Print, exactly and completely, every entry in the data.

--- BEGIN Input for this task ---

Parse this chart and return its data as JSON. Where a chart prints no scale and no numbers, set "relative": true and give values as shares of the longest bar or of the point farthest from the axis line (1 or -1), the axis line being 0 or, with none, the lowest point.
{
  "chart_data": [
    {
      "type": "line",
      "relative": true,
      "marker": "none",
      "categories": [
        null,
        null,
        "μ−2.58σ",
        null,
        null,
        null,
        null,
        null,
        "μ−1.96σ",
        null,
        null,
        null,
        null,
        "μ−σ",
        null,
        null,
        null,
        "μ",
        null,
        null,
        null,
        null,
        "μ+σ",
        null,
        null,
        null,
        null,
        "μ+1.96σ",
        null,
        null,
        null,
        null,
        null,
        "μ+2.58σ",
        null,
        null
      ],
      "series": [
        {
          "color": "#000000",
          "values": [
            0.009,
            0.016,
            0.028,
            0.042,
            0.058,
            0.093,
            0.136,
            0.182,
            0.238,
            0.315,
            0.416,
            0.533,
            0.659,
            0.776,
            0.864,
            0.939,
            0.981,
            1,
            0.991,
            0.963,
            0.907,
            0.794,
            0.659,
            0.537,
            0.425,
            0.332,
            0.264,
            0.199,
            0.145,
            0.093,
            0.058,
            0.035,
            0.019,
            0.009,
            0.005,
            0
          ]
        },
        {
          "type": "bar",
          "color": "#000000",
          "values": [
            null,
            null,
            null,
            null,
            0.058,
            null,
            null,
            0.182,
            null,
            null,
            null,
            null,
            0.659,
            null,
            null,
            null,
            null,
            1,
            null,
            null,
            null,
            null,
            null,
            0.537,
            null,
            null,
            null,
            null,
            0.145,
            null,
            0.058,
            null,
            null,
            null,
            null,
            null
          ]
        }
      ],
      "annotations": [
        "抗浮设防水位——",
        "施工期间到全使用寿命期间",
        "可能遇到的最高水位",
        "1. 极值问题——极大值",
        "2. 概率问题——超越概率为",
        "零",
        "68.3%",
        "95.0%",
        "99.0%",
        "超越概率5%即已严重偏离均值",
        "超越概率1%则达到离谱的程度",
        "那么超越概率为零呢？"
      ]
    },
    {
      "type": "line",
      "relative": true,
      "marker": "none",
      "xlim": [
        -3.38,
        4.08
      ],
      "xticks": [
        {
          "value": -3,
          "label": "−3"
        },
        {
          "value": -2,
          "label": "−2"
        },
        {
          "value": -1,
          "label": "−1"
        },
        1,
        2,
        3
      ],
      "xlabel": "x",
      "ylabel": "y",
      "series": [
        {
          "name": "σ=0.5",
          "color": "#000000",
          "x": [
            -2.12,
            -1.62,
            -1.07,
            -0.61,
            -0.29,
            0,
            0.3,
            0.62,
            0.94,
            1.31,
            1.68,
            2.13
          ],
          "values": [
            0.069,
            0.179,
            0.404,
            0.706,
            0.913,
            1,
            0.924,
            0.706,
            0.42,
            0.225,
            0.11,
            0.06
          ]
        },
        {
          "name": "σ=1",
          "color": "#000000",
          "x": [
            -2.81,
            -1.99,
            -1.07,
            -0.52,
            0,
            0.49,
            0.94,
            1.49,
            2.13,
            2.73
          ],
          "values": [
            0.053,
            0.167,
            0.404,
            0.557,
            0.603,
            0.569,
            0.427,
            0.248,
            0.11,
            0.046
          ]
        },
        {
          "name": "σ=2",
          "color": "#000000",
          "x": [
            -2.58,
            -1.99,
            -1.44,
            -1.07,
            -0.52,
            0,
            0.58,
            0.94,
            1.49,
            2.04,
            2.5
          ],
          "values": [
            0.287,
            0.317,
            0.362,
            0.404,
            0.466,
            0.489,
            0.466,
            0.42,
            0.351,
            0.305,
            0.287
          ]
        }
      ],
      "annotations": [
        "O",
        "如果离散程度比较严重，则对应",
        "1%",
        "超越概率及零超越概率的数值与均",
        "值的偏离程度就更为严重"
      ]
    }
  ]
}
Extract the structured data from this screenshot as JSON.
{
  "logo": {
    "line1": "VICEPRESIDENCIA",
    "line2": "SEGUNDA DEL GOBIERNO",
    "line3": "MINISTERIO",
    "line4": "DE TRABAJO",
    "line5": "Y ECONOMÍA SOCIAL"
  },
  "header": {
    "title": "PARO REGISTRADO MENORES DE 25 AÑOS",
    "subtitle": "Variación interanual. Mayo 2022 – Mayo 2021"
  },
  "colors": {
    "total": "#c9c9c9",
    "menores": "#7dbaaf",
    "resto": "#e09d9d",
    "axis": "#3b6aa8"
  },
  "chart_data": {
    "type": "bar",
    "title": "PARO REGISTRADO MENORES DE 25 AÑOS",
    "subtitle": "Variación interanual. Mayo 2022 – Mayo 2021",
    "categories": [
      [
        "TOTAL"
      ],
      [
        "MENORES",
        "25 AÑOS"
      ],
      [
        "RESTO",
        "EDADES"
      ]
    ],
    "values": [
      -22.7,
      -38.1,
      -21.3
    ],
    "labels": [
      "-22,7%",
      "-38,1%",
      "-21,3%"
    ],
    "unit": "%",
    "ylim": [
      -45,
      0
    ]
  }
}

--- END Input for this task ---

Solution below ▸
Parse this chart and return its data as JSON. Where a chart prints no scale and no numbers, set "relative": true and give values as shares of the longest bar or of the point farthest from the axis line (1 or -1), the axis line being 0 or, with none, the lowest point.
{
  "chart_data": [
    {
      "type": "line",
      "relative": true,
      "marker": "none",
      "categories": [
        null,
        null,
        "μ−2.58σ",
        null,
        null,
        null,
        null,
        null,
        "μ−1.96σ",
        null,
        null,
        null,
        null,
        "μ−σ",
        null,
        null,
        null,
        "μ",
        null,
        null,
        null,
        null,
        "μ+σ",
        null,
        null,
        null,
        null,
        "μ+1.96σ",
        null,
        null,
        null,
        null,
        null,
        "μ+2.58σ",
        null,
        null
      ],
      "series": [
        {
          "color": "#000000",
          "values": [
            0.009,
            0.016,
            0.028,
            0.042,
            0.058,
            0.093,
            0.136,
            0.182,
            0.238,
            0.315,
            0.416,
            0.533,
            0.659,
            0.776,
            0.864,
            0.939,
            0.981,
            1,
            0.991,
            0.963,
            0.907,
            0.794,
            0.659,
            0.537,
            0.425,
            0.332,
            0.264,
            0.199,
            0.145,
            0.093,
            0.058,
            0.035,
            0.019,
            0.009,
            0.005,
            0
          ]
        },
        {
          "type": "bar",
          "color": "#000000",
          "values": [
            null,
            null,
            null,
            null,
            0.058,
            null,
            null,
            0.182,
            null,
            null,
            null,
            null,
            0.659,
            null,
            null,
            null,
            null,
            1,
            null,
            null,
            null,
            null,
            null,
            0.537,
            null,
            null,
            null,
            null,
            0.145,
            null,
            0.058,
            null,
            null,
            null,
            null,
            null
          ]
        }
      ],
      "annotations": [
        "抗浮设防水位——",
        "施工期间到全使用寿命期间",
        "可能遇到的最高水位",
        "1. 极值问题——极大值",
        "2. 概率问题——超越概率为",
        "零",
        "68.3%",
        "95.0%",
        "99.0%",
        "超越概率5%即已严重偏离均值",
        "超越概率1%则达到离谱的程度",
        "那么超越概率为零呢？"
      ]
    },
    {
      "type": "line",
      "relative": true,
      "marker": "none",
      "xlim": [
        -3.38,
        4.08
      ],
      "xticks": [
        {
          "value": -3,
          "label": "−3"
        },
        {
          "value": -2,
          "label": "−2"
        },
        {
          "value": -1,
          "label": "−1"
        },
        1,
        2,
        3
      ],
      "xlabel": "x",
      "ylabel": "y",
      "series": [
        {
          "name": "σ=0.5",
          "color": "#000000",
          "x": [
            -2.12,
            -1.62,
            -1.07,
            -0.61,
            -0.29,
            0,
            0.3,
            0.62,
            0.94,
            1.31,
            1.68,
            2.13
          ],
          "values": [
            0.069,
            0.179,
            0.404,
            0.706,
            0.913,
            1,
            0.924,
            0.706,
            0.42,
            0.225,
            0.11,
            0.06
          ]
        },
        {
          "name": "σ=1",
          "color": "#000000",
          "x": [
            -2.81,
            -1.99,
            -1.07,
            -0.52,
            0,
            0.49,
            0.94,
            1.49,
            2.13,
            2.73
          ],
          "values": [
            0.053,
            0.167,
            0.404,
            0.557,
            0.603,
            0.569,
            0.427,
            0.248,
            0.11,
            0.046
          ]
        },
        {
          "name": "σ=2",
          "color": "#000000",
          "x": [
            -2.58,
            -1.99,
            -1.44,
            -1.07,
            -0.52,
            0,
            0.58,
            0.94,
            1.49,
            2.04,
            2.5
          ],
          "values": [
            0.287,
            0.317,
            0.362,
            0.404,
            0.466,
            0.489,
            0.466,
            0.42,
            0.351,
            0.305,
            0.287
          ]
        }
      ],
      "annotations": [
        "O",
        "如果离散程度比较严重，则对应",
        "1%",
        "超越概率及零超越概率的数值与均",
        "值的偏离程度就更为严重"
      ]
    }
  ]
}
Extract the structured data from this screenshot as JSON.
{
  "logo": {
    "line1": "VICEPRESIDENCIA",
    "line2": "SEGUNDA DEL GOBIERNO",
    "line3": "MINISTERIO",
    "line4": "DE TRABAJO",
    "line5": "Y ECONOMÍA SOCIAL"
  },
  "header": {
    "title": "PARO REGISTRADO MENORES DE 25 AÑOS",
    "subtitle": "Variación interanual. Mayo 2022 – Mayo 2021"
  },
  "colors": {
    "total": "#c9c9c9",
    "menores": "#7dbaaf",
    "resto": "#e09d9d",
    "axis": "#3b6aa8"
  },
  "chart_data": {
    "type": "bar",
    "title": "PARO REGISTRADO MENORES DE 25 AÑOS",
    "subtitle": "Variación interanual. Mayo 2022 – Mayo 2021",
    "categories": [
      [
        "TOTAL"
      ],
      [
        "MENORES",
        "25 AÑOS"
      ],
      [
        "RESTO",
        "EDADES"
      ]
    ],
    "values": [
      -22.7,
      -38.1,
      -21.3
    ],
    "labels": [
      "-22,7%",
      "-38,1%",
      "-21,3%"
    ],
    "unit": "%",
    "ylim": [
      -45,
      0
    ]
  }
}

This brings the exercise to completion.